**Goal**
Repeat every line of the material, character for character.

◇ ◇ ◇

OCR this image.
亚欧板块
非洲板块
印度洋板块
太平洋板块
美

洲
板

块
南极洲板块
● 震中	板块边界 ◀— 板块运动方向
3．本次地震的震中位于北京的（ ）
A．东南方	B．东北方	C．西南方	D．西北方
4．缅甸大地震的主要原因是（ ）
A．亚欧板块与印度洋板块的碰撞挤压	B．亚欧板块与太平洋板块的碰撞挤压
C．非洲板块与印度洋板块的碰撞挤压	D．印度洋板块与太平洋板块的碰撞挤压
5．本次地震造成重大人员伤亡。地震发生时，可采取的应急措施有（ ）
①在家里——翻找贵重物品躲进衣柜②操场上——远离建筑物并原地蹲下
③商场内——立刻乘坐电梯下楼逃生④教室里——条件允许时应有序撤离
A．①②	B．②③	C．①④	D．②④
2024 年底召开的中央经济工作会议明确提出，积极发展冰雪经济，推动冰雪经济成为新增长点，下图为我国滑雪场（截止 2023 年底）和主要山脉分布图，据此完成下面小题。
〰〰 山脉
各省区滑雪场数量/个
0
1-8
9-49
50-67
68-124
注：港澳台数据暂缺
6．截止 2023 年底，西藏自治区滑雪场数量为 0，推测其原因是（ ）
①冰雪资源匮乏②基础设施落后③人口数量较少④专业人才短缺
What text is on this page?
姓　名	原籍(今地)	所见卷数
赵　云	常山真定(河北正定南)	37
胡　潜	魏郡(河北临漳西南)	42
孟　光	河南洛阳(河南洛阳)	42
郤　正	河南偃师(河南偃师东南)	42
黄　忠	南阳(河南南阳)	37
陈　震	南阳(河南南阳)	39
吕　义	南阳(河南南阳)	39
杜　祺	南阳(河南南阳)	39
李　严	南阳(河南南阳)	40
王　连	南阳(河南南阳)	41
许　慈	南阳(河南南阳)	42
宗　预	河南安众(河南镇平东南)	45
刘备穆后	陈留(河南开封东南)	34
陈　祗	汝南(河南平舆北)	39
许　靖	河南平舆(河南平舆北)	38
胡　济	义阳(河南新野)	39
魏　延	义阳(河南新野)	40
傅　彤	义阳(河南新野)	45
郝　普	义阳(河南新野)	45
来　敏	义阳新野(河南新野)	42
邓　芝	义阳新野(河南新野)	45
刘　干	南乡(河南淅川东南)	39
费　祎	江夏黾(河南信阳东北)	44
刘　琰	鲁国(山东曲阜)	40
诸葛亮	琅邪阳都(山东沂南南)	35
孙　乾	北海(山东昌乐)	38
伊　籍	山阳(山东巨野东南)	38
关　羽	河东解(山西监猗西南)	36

◇ ◇ ◇

**Response to this task**
OCR this image.
亚欧板块
非洲板块
印度洋板块
太平洋板块
美

洲
板

块
南极洲板块
● 震中	板块边界 ◀— 板块运动方向
3．本次地震的震中位于北京的（ ）
A．东南方	B．东北方	C．西南方	D．西北方
4．缅甸大地震的主要原因是（ ）
A．亚欧板块与印度洋板块的碰撞挤压	B．亚欧板块与太平洋板块的碰撞挤压
C．非洲板块与印度洋板块的碰撞挤压	D．印度洋板块与太平洋板块的碰撞挤压
5．本次地震造成重大人员伤亡。地震发生时，可采取的应急措施有（ ）
①在家里——翻找贵重物品躲进衣柜②操场上——远离建筑物并原地蹲下
③商场内——立刻乘坐电梯下楼逃生④教室里——条件允许时应有序撤离
A．①②	B．②③	C．①④	D．②④
2024 年底召开的中央经济工作会议明确提出，积极发展冰雪经济，推动冰雪经济成为新增长点，下图为我国滑雪场（截止 2023 年底）和主要山脉分布图，据此完成下面小题。
〰〰 山脉
各省区滑雪场数量/个
0
1-8
9-49
50-67
68-124
注：港澳台数据暂缺
6．截止 2023 年底，西藏自治区滑雪场数量为 0，推测其原因是（ ）
①冰雪资源匮乏②基础设施落后③人口数量较少④专业人才短缺
What text is on this page?
姓　名	原籍(今地)	所见卷数
赵　云	常山真定(河北正定南)	37
胡　潜	魏郡(河北临漳西南)	42
孟　光	河南洛阳(河南洛阳)	42
郤　正	河南偃师(河南偃师东南)	42
黄　忠	南阳(河南南阳)	37
陈　震	南阳(河南南阳)	39
吕　义	南阳(河南南阳)	39
杜　祺	南阳(河南南阳)	39
李　严	南阳(河南南阳)	40
王　连	南阳(河南南阳)	41
许　慈	南阳(河南南阳)	42
宗　预	河南安众(河南镇平东南)	45
刘备穆后	陈留(河南开封东南)	34
陈　祗	汝南(河南平舆北)	39
许　靖	河南平舆(河南平舆北)	38
胡　济	义阳(河南新野)	39
魏　延	义阳(河南新野)	40
傅　彤	义阳(河南新野)	45
郝　普	义阳(河南新野)	45
来　敏	义阳新野(河南新野)	42
邓　芝	义阳新野(河南新野)	45
刘　干	南乡(河南淅川东南)	39
费　祎	江夏黾(河南信阳东北)	44
刘　琰	鲁国(山东曲阜)	40
诸葛亮	琅邪阳都(山东沂南南)	35
孙　乾	北海(山东昌乐)	38
伊　籍	山阳(山东巨野东南)	38
关　羽	河东解(山西监猗西南)	36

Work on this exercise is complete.